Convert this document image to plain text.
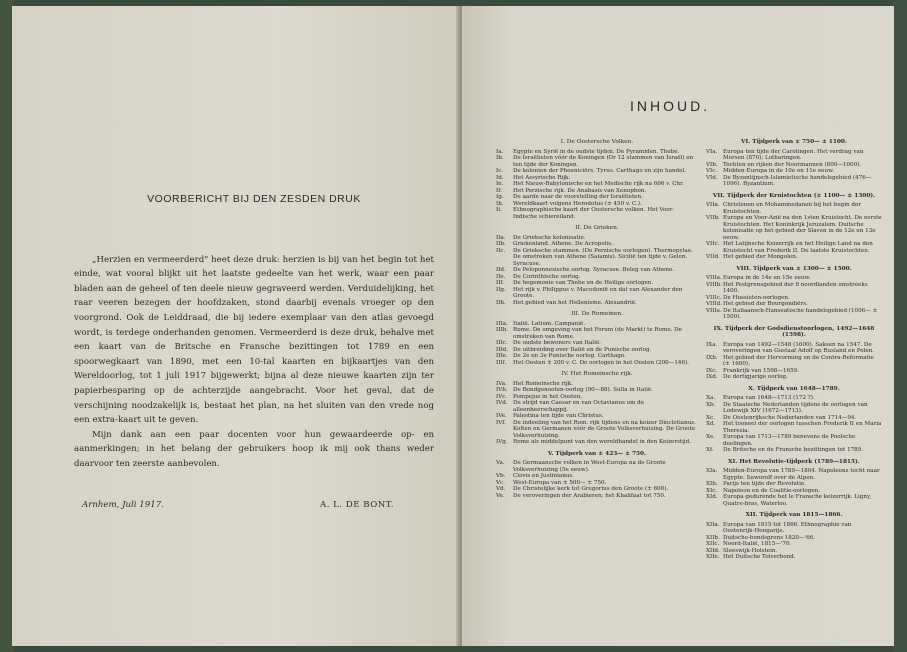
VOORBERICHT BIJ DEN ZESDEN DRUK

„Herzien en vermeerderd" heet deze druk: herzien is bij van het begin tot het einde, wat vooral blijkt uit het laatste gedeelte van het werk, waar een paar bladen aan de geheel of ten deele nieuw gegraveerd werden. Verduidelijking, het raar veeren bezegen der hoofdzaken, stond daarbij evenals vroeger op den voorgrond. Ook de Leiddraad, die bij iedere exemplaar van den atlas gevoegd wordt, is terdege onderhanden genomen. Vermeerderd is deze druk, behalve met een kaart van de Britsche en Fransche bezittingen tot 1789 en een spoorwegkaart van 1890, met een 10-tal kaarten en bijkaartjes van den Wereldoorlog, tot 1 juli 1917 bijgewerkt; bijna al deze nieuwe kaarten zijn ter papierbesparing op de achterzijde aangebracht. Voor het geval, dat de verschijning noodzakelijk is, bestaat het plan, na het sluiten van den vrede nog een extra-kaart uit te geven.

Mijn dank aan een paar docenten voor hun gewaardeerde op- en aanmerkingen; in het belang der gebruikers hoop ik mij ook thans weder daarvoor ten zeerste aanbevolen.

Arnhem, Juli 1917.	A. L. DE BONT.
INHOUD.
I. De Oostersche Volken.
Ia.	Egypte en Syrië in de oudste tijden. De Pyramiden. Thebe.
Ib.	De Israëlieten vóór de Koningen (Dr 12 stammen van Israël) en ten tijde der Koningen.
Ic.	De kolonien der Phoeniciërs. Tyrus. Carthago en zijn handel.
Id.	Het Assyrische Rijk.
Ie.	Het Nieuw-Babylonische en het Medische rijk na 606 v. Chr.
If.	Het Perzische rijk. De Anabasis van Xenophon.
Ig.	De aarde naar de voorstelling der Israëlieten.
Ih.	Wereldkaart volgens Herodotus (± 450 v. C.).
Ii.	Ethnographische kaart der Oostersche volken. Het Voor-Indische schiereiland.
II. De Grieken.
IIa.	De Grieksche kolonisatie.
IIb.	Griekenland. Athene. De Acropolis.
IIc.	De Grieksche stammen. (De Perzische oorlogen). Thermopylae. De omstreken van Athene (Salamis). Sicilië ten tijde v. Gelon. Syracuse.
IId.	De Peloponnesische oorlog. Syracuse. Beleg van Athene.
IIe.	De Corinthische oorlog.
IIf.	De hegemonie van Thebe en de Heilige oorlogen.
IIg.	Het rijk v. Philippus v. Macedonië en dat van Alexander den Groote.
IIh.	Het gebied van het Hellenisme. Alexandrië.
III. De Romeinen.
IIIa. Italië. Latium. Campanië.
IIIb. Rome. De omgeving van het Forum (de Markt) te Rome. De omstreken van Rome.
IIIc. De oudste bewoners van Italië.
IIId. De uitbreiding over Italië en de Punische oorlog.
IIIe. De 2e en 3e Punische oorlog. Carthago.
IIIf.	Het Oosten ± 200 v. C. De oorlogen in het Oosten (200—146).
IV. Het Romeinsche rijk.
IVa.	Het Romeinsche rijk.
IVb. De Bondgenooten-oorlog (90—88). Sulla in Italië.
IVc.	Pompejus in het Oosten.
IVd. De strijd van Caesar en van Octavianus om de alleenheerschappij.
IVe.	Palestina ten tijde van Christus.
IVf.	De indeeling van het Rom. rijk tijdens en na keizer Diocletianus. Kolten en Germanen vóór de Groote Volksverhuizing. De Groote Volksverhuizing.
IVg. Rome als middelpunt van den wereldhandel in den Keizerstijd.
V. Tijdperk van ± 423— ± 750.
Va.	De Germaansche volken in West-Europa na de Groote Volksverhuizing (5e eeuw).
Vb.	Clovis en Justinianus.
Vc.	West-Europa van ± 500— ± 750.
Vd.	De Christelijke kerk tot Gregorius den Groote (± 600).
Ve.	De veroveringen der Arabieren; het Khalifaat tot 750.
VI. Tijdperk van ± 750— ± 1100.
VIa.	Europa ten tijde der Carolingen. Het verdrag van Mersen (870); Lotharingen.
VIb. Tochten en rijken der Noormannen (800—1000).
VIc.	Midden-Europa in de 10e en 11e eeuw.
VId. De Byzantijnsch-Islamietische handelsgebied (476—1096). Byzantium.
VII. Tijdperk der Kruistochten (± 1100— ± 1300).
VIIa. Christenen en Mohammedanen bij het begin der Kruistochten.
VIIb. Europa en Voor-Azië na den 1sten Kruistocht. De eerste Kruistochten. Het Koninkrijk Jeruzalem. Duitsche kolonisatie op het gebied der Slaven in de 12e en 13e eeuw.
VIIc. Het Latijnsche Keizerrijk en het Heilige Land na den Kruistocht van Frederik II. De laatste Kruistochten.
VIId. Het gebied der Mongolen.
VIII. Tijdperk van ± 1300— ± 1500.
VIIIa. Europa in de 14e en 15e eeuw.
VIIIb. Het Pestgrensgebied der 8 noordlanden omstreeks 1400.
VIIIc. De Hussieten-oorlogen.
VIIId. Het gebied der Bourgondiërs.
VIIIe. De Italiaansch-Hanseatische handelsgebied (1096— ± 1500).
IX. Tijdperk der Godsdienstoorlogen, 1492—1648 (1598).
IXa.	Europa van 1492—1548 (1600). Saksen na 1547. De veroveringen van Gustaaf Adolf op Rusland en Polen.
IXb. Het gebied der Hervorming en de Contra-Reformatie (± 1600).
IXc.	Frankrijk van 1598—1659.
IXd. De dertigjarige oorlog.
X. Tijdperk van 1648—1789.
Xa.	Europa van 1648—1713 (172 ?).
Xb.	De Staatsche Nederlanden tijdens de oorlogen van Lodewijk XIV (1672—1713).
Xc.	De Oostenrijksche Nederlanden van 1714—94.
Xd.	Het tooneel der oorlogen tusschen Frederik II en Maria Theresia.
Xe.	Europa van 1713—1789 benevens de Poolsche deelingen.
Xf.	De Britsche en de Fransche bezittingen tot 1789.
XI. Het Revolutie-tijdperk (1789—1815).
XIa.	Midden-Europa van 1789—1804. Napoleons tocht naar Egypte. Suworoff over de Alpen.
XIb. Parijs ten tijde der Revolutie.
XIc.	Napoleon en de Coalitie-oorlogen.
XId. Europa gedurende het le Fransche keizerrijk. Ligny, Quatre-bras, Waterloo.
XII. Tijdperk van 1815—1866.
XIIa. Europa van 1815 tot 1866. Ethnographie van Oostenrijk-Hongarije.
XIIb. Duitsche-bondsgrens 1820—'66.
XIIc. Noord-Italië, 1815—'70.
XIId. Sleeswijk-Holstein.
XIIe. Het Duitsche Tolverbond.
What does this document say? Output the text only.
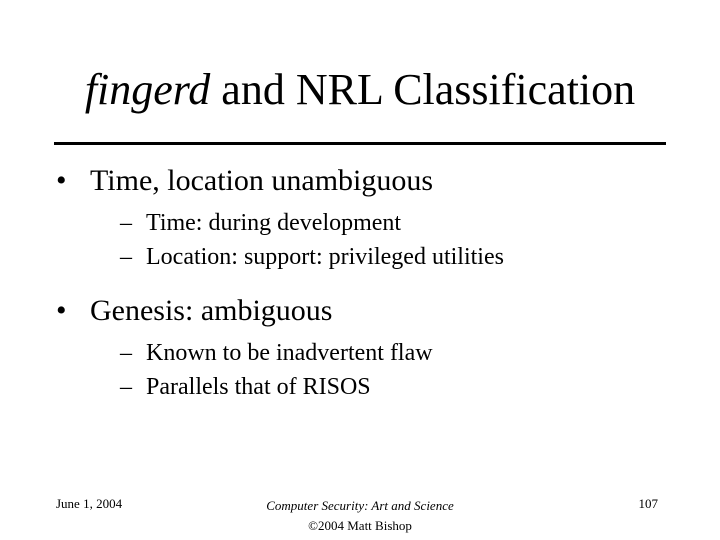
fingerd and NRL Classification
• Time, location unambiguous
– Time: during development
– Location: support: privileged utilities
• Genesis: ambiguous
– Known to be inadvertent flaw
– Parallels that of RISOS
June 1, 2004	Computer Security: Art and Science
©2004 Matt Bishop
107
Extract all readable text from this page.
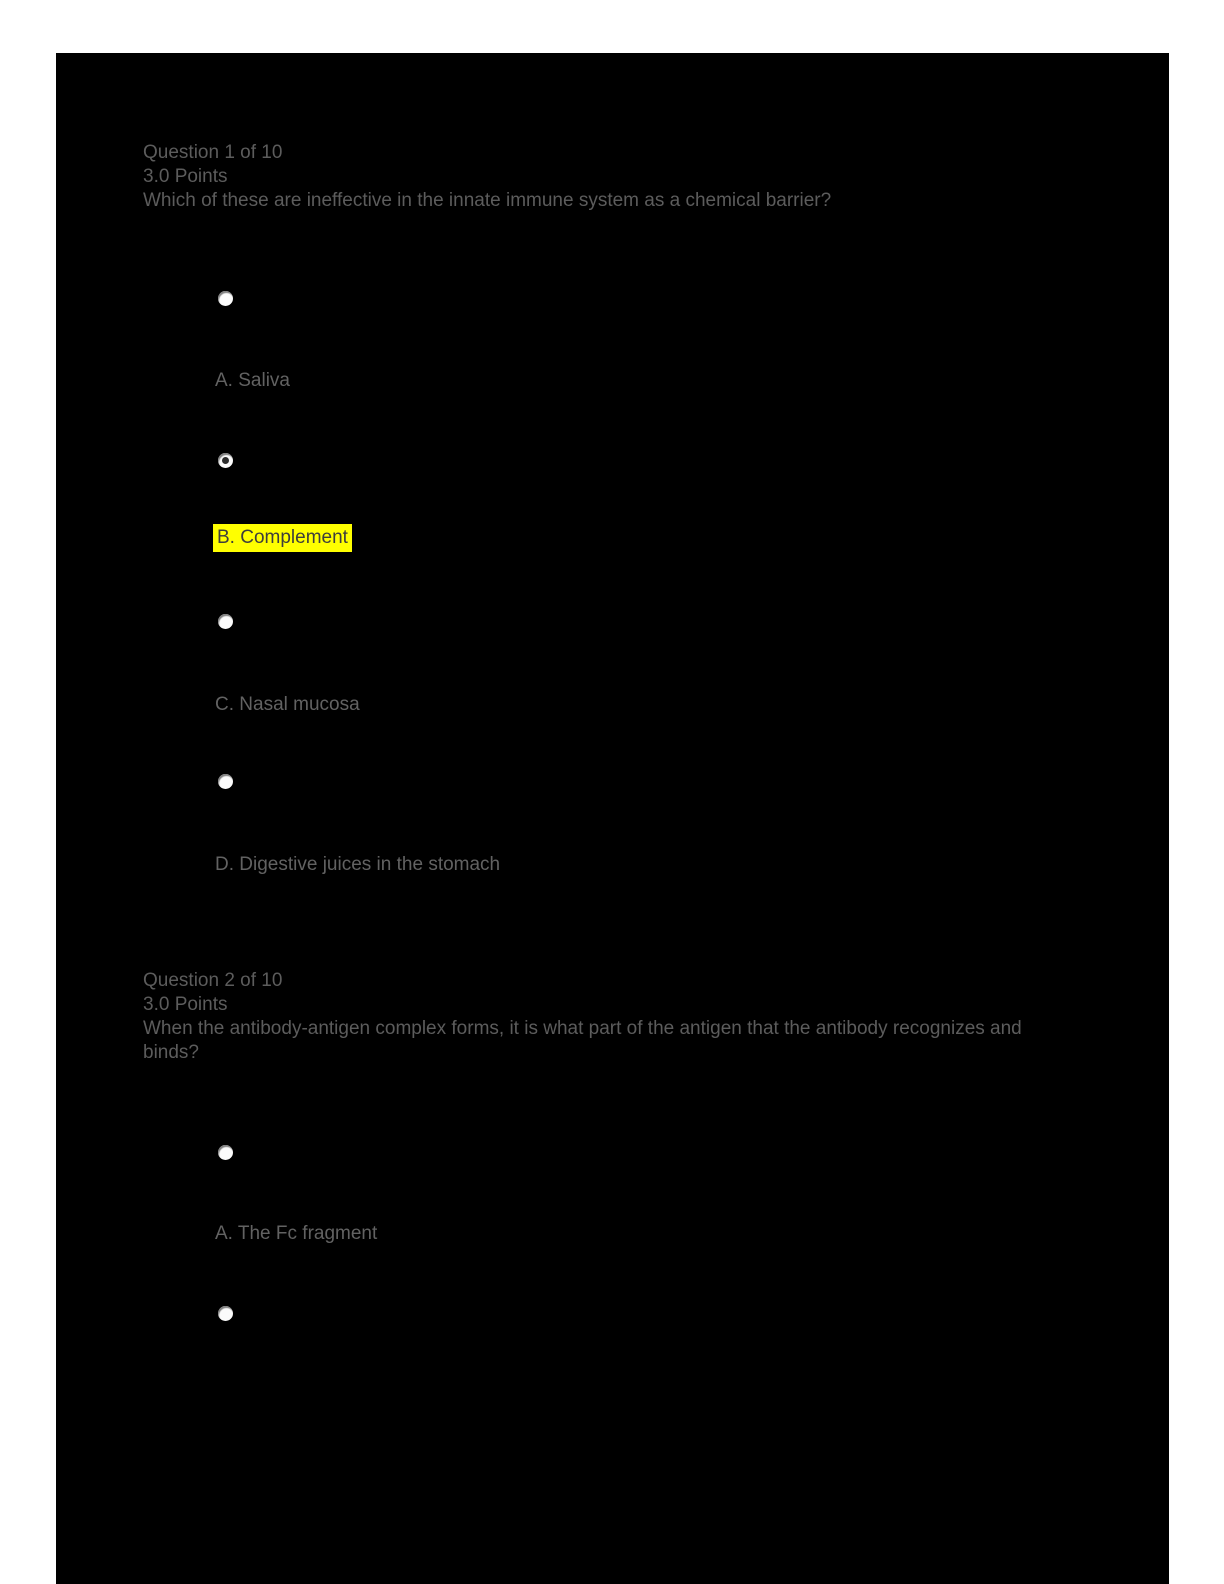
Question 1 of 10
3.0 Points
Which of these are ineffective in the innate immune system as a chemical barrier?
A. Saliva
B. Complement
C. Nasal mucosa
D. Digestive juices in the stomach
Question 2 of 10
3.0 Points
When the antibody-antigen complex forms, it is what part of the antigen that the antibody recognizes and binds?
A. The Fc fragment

Work instruction:
Please give the number of lines in the listing that include "paar", with nothing else.

Output of the task:
2